» WHAT YOU ARE ASKED TO DO: Summarize the figure legend below in two sentences.

» PAGE TEXT:
Fig. 7.

An RNA carrying the PRRSV −2/−1 PRF signal coimmunoprecipitates with nsp1β. A protein–RNA interaction assay was designed based on coimmunoprecipitation of nsp1β and RNA transcripts containing 79 nt of type 1 PRRSV sequence, including the −2/−1 PRF signal. (A) Schematic representation of the target RNA in which a WT 79-nt PRF signal (R79WT-EGFP), or its mutant KO2 or CC2 derivatives (Fig. S1A), was fused to the EGFP sequence. The latter served as a target for qRT-PCR amplification (primer set and TaqMan probe indicated), which was used to quantify the amount of RNA target bound to nsp1β. (B and C) HEK-293T cells were cotransfected with a plasmid expressing WT or 1βKO FLAG-tagged nsp1β and a plasmid expressing a WT or mutant target RNA. Empty vectors (pFLAG and pEGFP) were included as negative controls. (B) Detection of input levels of nsp1β bait and RNA target in cell lysates before the coimmunoprecipitation assay. qRT-PCR was used to determine the levels of WT or mutant R79-EGFP mRNA in transfected cells (Top). Western blot analysis was used to monitor the input of 1βKO or WT nsp1β bait (Middle) and to verify the use of equal amounts of cell lysate (β-tubulin control; Bottom). Lane numbers are explained in C. (C) Following FLAG-nsp1β immunoprecipitation, the amount of coprecipitating target RNA was determined by qRT-PCR (A). Western blot analysis using a mAb α-EU-nsp1β was used to monitor the amount of immunoprecipitated nsp1β. A legend explaining the cotransfected plasmids for each lane number is given on the right.

» SUPPLIED ENTRIES:
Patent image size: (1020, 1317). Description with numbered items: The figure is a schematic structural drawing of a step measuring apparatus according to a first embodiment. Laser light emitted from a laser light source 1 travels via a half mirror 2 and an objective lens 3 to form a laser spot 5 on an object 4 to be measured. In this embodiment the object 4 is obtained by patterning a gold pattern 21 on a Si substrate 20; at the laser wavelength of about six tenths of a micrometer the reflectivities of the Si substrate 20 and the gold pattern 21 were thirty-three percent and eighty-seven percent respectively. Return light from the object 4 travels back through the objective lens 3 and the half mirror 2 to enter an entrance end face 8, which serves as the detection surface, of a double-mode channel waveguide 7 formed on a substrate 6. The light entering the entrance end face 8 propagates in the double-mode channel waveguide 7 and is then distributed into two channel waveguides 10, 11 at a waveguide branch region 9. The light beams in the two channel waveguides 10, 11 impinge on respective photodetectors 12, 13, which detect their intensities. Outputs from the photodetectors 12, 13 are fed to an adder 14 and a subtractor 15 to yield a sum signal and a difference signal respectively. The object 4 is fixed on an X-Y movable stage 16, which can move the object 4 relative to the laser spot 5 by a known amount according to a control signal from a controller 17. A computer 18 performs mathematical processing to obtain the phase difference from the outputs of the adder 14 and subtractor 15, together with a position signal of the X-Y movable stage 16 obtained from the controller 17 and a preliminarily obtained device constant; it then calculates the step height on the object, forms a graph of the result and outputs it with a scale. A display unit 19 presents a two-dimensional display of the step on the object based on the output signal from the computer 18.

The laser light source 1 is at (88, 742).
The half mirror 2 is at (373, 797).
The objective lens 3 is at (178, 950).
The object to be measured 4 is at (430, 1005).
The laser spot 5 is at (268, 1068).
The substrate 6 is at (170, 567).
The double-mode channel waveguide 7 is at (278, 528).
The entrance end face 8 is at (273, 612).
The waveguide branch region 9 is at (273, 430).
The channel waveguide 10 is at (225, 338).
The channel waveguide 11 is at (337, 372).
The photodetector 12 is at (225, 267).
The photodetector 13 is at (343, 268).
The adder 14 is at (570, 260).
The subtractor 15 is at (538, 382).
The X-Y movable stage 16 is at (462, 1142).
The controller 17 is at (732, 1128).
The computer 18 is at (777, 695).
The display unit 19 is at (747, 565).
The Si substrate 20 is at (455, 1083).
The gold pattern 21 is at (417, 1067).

» FINAL ANSWER: An RNA carrying the PRRSV −2/−1 PRF signal coimmunoprecipitates with nsp1β in an assay that used target RNAs with a WT 79-nt PRF signal, or its KO2 or CC2 mutant, fused to EGFP, whose sequence was the qRT-PCR target for measuring RNA bound to nsp1β. HEK-293T cells were cotransfected with plasmids expressing WT or 1βKO FLAG-tagged nsp1β and WT or mutant target RNA, with empty vectors as negative controls; input levels were checked by qRT-PCR and Western blot, and after FLAG-nsp1β immunoprecipitation the coprecipitating RNA was quantified by qRT-PCR.